## Required task
Everything in the listing should be restated word for word.

## Working data
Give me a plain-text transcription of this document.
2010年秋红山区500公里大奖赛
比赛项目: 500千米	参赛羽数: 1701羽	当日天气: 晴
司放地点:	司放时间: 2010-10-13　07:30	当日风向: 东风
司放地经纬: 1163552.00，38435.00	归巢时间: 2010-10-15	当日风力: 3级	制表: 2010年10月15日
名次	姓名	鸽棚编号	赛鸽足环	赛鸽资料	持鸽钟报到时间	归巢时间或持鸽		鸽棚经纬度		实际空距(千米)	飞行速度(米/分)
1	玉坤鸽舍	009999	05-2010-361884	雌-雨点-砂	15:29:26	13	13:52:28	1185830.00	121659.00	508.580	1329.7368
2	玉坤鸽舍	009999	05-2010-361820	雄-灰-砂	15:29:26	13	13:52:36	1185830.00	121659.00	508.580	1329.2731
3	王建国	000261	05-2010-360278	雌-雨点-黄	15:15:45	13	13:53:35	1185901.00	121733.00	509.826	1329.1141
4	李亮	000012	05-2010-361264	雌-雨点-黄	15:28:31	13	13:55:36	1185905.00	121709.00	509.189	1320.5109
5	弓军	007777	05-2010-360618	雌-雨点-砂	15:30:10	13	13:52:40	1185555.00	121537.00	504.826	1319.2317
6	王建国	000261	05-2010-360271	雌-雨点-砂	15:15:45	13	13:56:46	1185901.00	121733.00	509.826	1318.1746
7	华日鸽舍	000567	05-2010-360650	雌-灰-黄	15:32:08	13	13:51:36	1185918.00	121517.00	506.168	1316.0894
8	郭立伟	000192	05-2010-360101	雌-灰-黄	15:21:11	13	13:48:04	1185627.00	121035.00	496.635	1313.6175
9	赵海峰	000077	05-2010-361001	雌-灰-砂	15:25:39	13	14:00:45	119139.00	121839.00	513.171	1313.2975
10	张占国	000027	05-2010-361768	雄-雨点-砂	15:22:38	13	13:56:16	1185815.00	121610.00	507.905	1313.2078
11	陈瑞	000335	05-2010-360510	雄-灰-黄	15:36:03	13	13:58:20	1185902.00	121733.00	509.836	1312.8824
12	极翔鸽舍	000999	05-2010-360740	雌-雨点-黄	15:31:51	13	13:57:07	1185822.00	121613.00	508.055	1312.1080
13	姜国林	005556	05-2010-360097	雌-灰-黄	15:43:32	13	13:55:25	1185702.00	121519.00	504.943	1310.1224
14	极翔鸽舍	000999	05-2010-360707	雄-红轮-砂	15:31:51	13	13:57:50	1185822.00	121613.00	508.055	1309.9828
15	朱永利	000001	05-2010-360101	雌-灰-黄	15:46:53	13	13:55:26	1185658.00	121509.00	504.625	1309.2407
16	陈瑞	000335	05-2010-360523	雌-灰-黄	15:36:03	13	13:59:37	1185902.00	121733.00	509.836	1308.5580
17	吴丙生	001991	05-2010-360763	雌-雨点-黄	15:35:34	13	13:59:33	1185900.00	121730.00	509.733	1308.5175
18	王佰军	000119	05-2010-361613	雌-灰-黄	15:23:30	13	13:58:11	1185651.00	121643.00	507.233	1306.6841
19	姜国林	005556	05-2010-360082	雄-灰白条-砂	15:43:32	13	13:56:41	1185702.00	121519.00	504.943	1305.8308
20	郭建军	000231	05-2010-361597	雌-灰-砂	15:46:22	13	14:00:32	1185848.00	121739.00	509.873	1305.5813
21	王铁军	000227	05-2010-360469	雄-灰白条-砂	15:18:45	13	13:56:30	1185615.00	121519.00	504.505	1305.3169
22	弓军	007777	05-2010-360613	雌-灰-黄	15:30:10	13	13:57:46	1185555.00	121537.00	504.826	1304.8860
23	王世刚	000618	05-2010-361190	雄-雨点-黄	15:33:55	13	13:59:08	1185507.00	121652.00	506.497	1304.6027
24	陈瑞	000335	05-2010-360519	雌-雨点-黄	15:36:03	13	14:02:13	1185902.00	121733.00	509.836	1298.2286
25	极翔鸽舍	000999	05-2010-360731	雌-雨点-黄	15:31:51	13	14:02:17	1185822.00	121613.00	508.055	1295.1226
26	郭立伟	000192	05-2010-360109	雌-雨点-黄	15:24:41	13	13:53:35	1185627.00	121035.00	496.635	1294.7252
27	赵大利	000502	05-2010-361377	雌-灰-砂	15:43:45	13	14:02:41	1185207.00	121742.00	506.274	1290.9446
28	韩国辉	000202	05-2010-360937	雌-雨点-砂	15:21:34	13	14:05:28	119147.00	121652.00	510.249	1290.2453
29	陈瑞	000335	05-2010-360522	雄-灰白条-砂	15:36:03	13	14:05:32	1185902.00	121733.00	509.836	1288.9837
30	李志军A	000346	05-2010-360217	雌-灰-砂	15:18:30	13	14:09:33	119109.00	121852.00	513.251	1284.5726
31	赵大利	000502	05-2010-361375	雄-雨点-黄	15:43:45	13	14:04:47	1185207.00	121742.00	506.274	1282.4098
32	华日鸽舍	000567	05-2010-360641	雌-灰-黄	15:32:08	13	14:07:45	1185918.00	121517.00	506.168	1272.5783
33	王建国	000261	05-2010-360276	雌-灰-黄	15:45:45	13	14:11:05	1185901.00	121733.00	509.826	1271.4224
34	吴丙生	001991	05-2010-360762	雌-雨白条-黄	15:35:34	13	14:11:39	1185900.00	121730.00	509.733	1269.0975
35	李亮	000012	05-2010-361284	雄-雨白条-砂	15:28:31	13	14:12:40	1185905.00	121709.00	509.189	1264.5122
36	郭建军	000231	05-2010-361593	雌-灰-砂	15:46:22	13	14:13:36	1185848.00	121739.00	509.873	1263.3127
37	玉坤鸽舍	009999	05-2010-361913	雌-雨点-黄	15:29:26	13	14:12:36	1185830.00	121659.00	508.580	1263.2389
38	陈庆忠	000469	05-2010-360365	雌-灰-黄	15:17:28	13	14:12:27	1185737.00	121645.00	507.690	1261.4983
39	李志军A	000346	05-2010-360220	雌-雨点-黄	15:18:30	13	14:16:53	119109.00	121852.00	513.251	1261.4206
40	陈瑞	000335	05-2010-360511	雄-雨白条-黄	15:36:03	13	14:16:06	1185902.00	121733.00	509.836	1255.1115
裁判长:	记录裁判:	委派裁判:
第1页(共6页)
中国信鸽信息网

## Response for this exercise
Give me a plain-text transcription of this document.
2010年秋红山区500公里大奖赛
比赛项目: 500千米	参赛羽数: 1701羽	当日天气: 晴
司放地点:	司放时间: 2010-10-13　07:30	当日风向: 东风
司放地经纬: 1163552.00，38435.00	归巢时间: 2010-10-15	当日风力: 3级	制表: 2010年10月15日
名次	姓名	鸽棚编号	赛鸽足环	赛鸽资料	持鸽钟报到时间	归巢时间或持鸽		鸽棚经纬度		实际空距(千米)	飞行速度(米/分)
1	玉坤鸽舍	009999	05-2010-361884	雌-雨点-砂	15:29:26	13	13:52:28	1185830.00	121659.00	508.580	1329.7368
2	玉坤鸽舍	009999	05-2010-361820	雄-灰-砂	15:29:26	13	13:52:36	1185830.00	121659.00	508.580	1329.2731
3	王建国	000261	05-2010-360278	雌-雨点-黄	15:15:45	13	13:53:35	1185901.00	121733.00	509.826	1329.1141
4	李亮	000012	05-2010-361264	雌-雨点-黄	15:28:31	13	13:55:36	1185905.00	121709.00	509.189	1320.5109
5	弓军	007777	05-2010-360618	雌-雨点-砂	15:30:10	13	13:52:40	1185555.00	121537.00	504.826	1319.2317
6	王建国	000261	05-2010-360271	雌-雨点-砂	15:15:45	13	13:56:46	1185901.00	121733.00	509.826	1318.1746
7	华日鸽舍	000567	05-2010-360650	雌-灰-黄	15:32:08	13	13:51:36	1185918.00	121517.00	506.168	1316.0894
8	郭立伟	000192	05-2010-360101	雌-灰-黄	15:21:11	13	13:48:04	1185627.00	121035.00	496.635	1313.6175
9	赵海峰	000077	05-2010-361001	雌-灰-砂	15:25:39	13	14:00:45	119139.00	121839.00	513.171	1313.2975
10	张占国	000027	05-2010-361768	雄-雨点-砂	15:22:38	13	13:56:16	1185815.00	121610.00	507.905	1313.2078
11	陈瑞	000335	05-2010-360510	雄-灰-黄	15:36:03	13	13:58:20	1185902.00	121733.00	509.836	1312.8824
12	极翔鸽舍	000999	05-2010-360740	雌-雨点-黄	15:31:51	13	13:57:07	1185822.00	121613.00	508.055	1312.1080
13	姜国林	005556	05-2010-360097	雌-灰-黄	15:43:32	13	13:55:25	1185702.00	121519.00	504.943	1310.1224
14	极翔鸽舍	000999	05-2010-360707	雄-红轮-砂	15:31:51	13	13:57:50	1185822.00	121613.00	508.055	1309.9828
15	朱永利	000001	05-2010-360101	雌-灰-黄	15:46:53	13	13:55:26	1185658.00	121509.00	504.625	1309.2407
16	陈瑞	000335	05-2010-360523	雌-灰-黄	15:36:03	13	13:59:37	1185902.00	121733.00	509.836	1308.5580
17	吴丙生	001991	05-2010-360763	雌-雨点-黄	15:35:34	13	13:59:33	1185900.00	121730.00	509.733	1308.5175
18	王佰军	000119	05-2010-361613	雌-灰-黄	15:23:30	13	13:58:11	1185651.00	121643.00	507.233	1306.6841
19	姜国林	005556	05-2010-360082	雄-灰白条-砂	15:43:32	13	13:56:41	1185702.00	121519.00	504.943	1305.8308
20	郭建军	000231	05-2010-361597	雌-灰-砂	15:46:22	13	14:00:32	1185848.00	121739.00	509.873	1305.5813
21	王铁军	000227	05-2010-360469	雄-灰白条-砂	15:18:45	13	13:56:30	1185615.00	121519.00	504.505	1305.3169
22	弓军	007777	05-2010-360613	雌-灰-黄	15:30:10	13	13:57:46	1185555.00	121537.00	504.826	1304.8860
23	王世刚	000618	05-2010-361190	雄-雨点-黄	15:33:55	13	13:59:08	1185507.00	121652.00	506.497	1304.6027
24	陈瑞	000335	05-2010-360519	雌-雨点-黄	15:36:03	13	14:02:13	1185902.00	121733.00	509.836	1298.2286
25	极翔鸽舍	000999	05-2010-360731	雌-雨点-黄	15:31:51	13	14:02:17	1185822.00	121613.00	508.055	1295.1226
26	郭立伟	000192	05-2010-360109	雌-雨点-黄	15:24:41	13	13:53:35	1185627.00	121035.00	496.635	1294.7252
27	赵大利	000502	05-2010-361377	雌-灰-砂	15:43:45	13	14:02:41	1185207.00	121742.00	506.274	1290.9446
28	韩国辉	000202	05-2010-360937	雌-雨点-砂	15:21:34	13	14:05:28	119147.00	121652.00	510.249	1290.2453
29	陈瑞	000335	05-2010-360522	雄-灰白条-砂	15:36:03	13	14:05:32	1185902.00	121733.00	509.836	1288.9837
30	李志军A	000346	05-2010-360217	雌-灰-砂	15:18:30	13	14:09:33	119109.00	121852.00	513.251	1284.5726
31	赵大利	000502	05-2010-361375	雄-雨点-黄	15:43:45	13	14:04:47	1185207.00	121742.00	506.274	1282.4098
32	华日鸽舍	000567	05-2010-360641	雌-灰-黄	15:32:08	13	14:07:45	1185918.00	121517.00	506.168	1272.5783
33	王建国	000261	05-2010-360276	雌-灰-黄	15:45:45	13	14:11:05	1185901.00	121733.00	509.826	1271.4224
34	吴丙生	001991	05-2010-360762	雌-雨白条-黄	15:35:34	13	14:11:39	1185900.00	121730.00	509.733	1269.0975
35	李亮	000012	05-2010-361284	雄-雨白条-砂	15:28:31	13	14:12:40	1185905.00	121709.00	509.189	1264.5122
36	郭建军	000231	05-2010-361593	雌-灰-砂	15:46:22	13	14:13:36	1185848.00	121739.00	509.873	1263.3127
37	玉坤鸽舍	009999	05-2010-361913	雌-雨点-黄	15:29:26	13	14:12:36	1185830.00	121659.00	508.580	1263.2389
38	陈庆忠	000469	05-2010-360365	雌-灰-黄	15:17:28	13	14:12:27	1185737.00	121645.00	507.690	1261.4983
39	李志军A	000346	05-2010-360220	雌-雨点-黄	15:18:30	13	14:16:53	119109.00	121852.00	513.251	1261.4206
40	陈瑞	000335	05-2010-360511	雄-雨白条-黄	15:36:03	13	14:16:06	1185902.00	121733.00	509.836	1255.1115
裁判长:	记录裁判:	委派裁判:
第1页(共6页)
中国信鸽信息网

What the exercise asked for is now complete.